- What you will do -
Each entry below is to be duplicated verbatim.

- Lines of data -
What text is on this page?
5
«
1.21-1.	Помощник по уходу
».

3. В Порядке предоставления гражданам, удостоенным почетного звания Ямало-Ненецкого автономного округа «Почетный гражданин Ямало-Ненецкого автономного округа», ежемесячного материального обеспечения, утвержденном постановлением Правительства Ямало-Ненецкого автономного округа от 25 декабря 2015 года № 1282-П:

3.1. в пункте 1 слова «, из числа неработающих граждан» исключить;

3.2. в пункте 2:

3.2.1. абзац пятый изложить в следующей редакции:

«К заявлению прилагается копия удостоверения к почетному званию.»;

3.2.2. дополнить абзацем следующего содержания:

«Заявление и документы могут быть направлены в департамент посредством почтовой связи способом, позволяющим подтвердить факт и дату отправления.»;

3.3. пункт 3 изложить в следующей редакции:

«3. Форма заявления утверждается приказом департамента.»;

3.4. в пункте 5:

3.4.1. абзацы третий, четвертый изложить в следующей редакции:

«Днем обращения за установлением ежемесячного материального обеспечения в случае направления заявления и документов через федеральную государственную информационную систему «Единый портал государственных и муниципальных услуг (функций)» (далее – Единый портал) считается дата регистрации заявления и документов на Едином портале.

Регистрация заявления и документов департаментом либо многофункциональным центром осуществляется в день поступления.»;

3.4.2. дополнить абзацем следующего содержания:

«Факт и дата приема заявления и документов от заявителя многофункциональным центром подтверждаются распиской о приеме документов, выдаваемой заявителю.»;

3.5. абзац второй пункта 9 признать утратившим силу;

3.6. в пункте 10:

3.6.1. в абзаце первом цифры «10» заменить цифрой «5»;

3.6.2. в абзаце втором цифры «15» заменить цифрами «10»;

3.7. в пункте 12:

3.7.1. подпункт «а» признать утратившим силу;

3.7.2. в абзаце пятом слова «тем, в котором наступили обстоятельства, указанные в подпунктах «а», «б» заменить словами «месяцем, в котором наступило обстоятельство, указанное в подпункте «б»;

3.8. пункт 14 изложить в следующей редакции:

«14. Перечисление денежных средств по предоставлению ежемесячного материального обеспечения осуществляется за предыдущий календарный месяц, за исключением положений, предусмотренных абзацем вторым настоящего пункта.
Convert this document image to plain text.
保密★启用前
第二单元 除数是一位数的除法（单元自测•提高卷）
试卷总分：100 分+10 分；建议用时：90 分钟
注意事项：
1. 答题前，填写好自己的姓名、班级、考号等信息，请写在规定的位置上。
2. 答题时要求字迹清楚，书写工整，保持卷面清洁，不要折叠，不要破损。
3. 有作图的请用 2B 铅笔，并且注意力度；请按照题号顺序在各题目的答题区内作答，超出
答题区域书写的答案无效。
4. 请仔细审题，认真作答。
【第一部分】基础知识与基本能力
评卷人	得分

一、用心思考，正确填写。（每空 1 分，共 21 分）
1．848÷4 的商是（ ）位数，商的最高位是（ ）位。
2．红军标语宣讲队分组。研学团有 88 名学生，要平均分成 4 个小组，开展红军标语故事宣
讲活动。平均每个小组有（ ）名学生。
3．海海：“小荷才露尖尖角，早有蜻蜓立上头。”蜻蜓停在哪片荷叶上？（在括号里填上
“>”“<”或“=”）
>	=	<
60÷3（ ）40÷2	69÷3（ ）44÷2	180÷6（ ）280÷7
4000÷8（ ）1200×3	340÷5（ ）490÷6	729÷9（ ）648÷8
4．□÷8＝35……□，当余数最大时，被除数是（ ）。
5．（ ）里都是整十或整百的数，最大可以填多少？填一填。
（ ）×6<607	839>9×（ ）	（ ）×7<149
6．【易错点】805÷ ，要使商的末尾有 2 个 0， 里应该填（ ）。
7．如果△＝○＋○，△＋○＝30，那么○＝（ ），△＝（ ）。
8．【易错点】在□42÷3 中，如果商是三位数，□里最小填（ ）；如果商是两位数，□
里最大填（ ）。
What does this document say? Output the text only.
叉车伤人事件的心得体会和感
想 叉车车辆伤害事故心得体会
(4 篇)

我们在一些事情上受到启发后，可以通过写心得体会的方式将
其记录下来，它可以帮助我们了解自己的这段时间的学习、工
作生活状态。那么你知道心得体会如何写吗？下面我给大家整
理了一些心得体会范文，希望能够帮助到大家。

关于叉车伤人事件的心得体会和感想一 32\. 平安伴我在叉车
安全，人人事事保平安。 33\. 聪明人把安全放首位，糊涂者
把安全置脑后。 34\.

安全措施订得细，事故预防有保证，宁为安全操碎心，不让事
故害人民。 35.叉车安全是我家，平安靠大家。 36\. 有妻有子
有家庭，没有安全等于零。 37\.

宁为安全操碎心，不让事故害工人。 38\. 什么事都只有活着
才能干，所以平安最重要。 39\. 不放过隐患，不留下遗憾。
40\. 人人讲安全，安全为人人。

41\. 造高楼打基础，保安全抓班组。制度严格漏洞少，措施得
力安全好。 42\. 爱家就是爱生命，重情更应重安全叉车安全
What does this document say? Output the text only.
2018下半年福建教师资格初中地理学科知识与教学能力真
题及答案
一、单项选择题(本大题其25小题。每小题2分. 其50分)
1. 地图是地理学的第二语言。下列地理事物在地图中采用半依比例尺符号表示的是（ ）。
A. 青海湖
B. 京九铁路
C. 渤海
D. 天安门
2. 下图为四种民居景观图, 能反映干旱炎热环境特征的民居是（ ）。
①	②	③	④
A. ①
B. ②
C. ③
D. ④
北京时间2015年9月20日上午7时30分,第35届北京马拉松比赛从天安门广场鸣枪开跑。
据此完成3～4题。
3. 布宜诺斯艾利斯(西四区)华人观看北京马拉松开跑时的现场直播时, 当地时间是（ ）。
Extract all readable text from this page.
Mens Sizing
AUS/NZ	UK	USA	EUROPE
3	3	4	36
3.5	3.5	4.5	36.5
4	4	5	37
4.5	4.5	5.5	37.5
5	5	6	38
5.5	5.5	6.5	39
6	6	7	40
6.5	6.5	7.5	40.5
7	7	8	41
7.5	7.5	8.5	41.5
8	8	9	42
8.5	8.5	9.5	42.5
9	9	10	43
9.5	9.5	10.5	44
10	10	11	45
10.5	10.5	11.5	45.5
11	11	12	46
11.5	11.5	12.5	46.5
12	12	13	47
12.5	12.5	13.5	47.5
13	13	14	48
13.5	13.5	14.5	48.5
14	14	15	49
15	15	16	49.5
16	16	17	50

- Solution below -
What text is on this page?
5
«
1.21-1.	Помощник по уходу
».

3. В Порядке предоставления гражданам, удостоенным почетного звания Ямало-Ненецкого автономного округа «Почетный гражданин Ямало-Ненецкого автономного округа», ежемесячного материального обеспечения, утвержденном постановлением Правительства Ямало-Ненецкого автономного округа от 25 декабря 2015 года № 1282-П:

3.1. в пункте 1 слова «, из числа неработающих граждан» исключить;

3.2. в пункте 2:

3.2.1. абзац пятый изложить в следующей редакции:

«К заявлению прилагается копия удостоверения к почетному званию.»;

3.2.2. дополнить абзацем следующего содержания:

«Заявление и документы могут быть направлены в департамент посредством почтовой связи способом, позволяющим подтвердить факт и дату отправления.»;

3.3. пункт 3 изложить в следующей редакции:

«3. Форма заявления утверждается приказом департамента.»;

3.4. в пункте 5:

3.4.1. абзацы третий, четвертый изложить в следующей редакции:

«Днем обращения за установлением ежемесячного материального обеспечения в случае направления заявления и документов через федеральную государственную информационную систему «Единый портал государственных и муниципальных услуг (функций)» (далее – Единый портал) считается дата регистрации заявления и документов на Едином портале.

Регистрация заявления и документов департаментом либо многофункциональным центром осуществляется в день поступления.»;

3.4.2. дополнить абзацем следующего содержания:

«Факт и дата приема заявления и документов от заявителя многофункциональным центром подтверждаются распиской о приеме документов, выдаваемой заявителю.»;

3.5. абзац второй пункта 9 признать утратившим силу;

3.6. в пункте 10:

3.6.1. в абзаце первом цифры «10» заменить цифрой «5»;

3.6.2. в абзаце втором цифры «15» заменить цифрами «10»;

3.7. в пункте 12:

3.7.1. подпункт «а» признать утратившим силу;

3.7.2. в абзаце пятом слова «тем, в котором наступили обстоятельства, указанные в подпунктах «а», «б» заменить словами «месяцем, в котором наступило обстоятельство, указанное в подпункте «б»;

3.8. пункт 14 изложить в следующей редакции:

«14. Перечисление денежных средств по предоставлению ежемесячного материального обеспечения осуществляется за предыдущий календарный месяц, за исключением положений, предусмотренных абзацем вторым настоящего пункта.
Convert this document image to plain text.
保密★启用前
第二单元 除数是一位数的除法（单元自测•提高卷）
试卷总分：100 分+10 分；建议用时：90 分钟
注意事项：
1. 答题前，填写好自己的姓名、班级、考号等信息，请写在规定的位置上。
2. 答题时要求字迹清楚，书写工整，保持卷面清洁，不要折叠，不要破损。
3. 有作图的请用 2B 铅笔，并且注意力度；请按照题号顺序在各题目的答题区内作答，超出
答题区域书写的答案无效。
4. 请仔细审题，认真作答。
【第一部分】基础知识与基本能力
评卷人	得分

一、用心思考，正确填写。（每空 1 分，共 21 分）
1．848÷4 的商是（ ）位数，商的最高位是（ ）位。
2．红军标语宣讲队分组。研学团有 88 名学生，要平均分成 4 个小组，开展红军标语故事宣
讲活动。平均每个小组有（ ）名学生。
3．海海：“小荷才露尖尖角，早有蜻蜓立上头。”蜻蜓停在哪片荷叶上？（在括号里填上
“>”“<”或“=”）
>	=	<
60÷3（ ）40÷2	69÷3（ ）44÷2	180÷6（ ）280÷7
4000÷8（ ）1200×3	340÷5（ ）490÷6	729÷9（ ）648÷8
4．□÷8＝35……□，当余数最大时，被除数是（ ）。
5．（ ）里都是整十或整百的数，最大可以填多少？填一填。
（ ）×6<607	839>9×（ ）	（ ）×7<149
6．【易错点】805÷ ，要使商的末尾有 2 个 0， 里应该填（ ）。
7．如果△＝○＋○，△＋○＝30，那么○＝（ ），△＝（ ）。
8．【易错点】在□42÷3 中，如果商是三位数，□里最小填（ ）；如果商是两位数，□
里最大填（ ）。
What does this document say? Output the text only.
叉车伤人事件的心得体会和感
想 叉车车辆伤害事故心得体会
(4 篇)

我们在一些事情上受到启发后，可以通过写心得体会的方式将
其记录下来，它可以帮助我们了解自己的这段时间的学习、工
作生活状态。那么你知道心得体会如何写吗？下面我给大家整
理了一些心得体会范文，希望能够帮助到大家。

关于叉车伤人事件的心得体会和感想一 32\. 平安伴我在叉车
安全，人人事事保平安。 33\. 聪明人把安全放首位，糊涂者
把安全置脑后。 34\.

安全措施订得细，事故预防有保证，宁为安全操碎心，不让事
故害人民。 35.叉车安全是我家，平安靠大家。 36\. 有妻有子
有家庭，没有安全等于零。 37\.

宁为安全操碎心，不让事故害工人。 38\. 什么事都只有活着
才能干，所以平安最重要。 39\. 不放过隐患，不留下遗憾。
40\. 人人讲安全，安全为人人。

41\. 造高楼打基础，保安全抓班组。制度严格漏洞少，措施得
力安全好。 42\. 爱家就是爱生命，重情更应重安全叉车安全
What does this document say? Output the text only.
2018下半年福建教师资格初中地理学科知识与教学能力真
题及答案
一、单项选择题(本大题其25小题。每小题2分. 其50分)
1. 地图是地理学的第二语言。下列地理事物在地图中采用半依比例尺符号表示的是（ ）。
A. 青海湖
B. 京九铁路
C. 渤海
D. 天安门
2. 下图为四种民居景观图, 能反映干旱炎热环境特征的民居是（ ）。
①	②	③	④
A. ①
B. ②
C. ③
D. ④
北京时间2015年9月20日上午7时30分,第35届北京马拉松比赛从天安门广场鸣枪开跑。
据此完成3～4题。
3. 布宜诺斯艾利斯(西四区)华人观看北京马拉松开跑时的现场直播时, 当地时间是（ ）。
Extract all readable text from this page.
Mens Sizing
AUS/NZ	UK	USA	EUROPE
3	3	4	36
3.5	3.5	4.5	36.5
4	4	5	37
4.5	4.5	5.5	37.5
5	5	6	38
5.5	5.5	6.5	39
6	6	7	40
6.5	6.5	7.5	40.5
7	7	8	41
7.5	7.5	8.5	41.5
8	8	9	42
8.5	8.5	9.5	42.5
9	9	10	43
9.5	9.5	10.5	44
10	10	11	45
10.5	10.5	11.5	45.5
11	11	12	46
11.5	11.5	12.5	46.5
12	12	13	47
12.5	12.5	13.5	47.5
13	13	14	48
13.5	13.5	14.5	48.5
14	14	15	49
15	15	16	49.5
16	16	17	50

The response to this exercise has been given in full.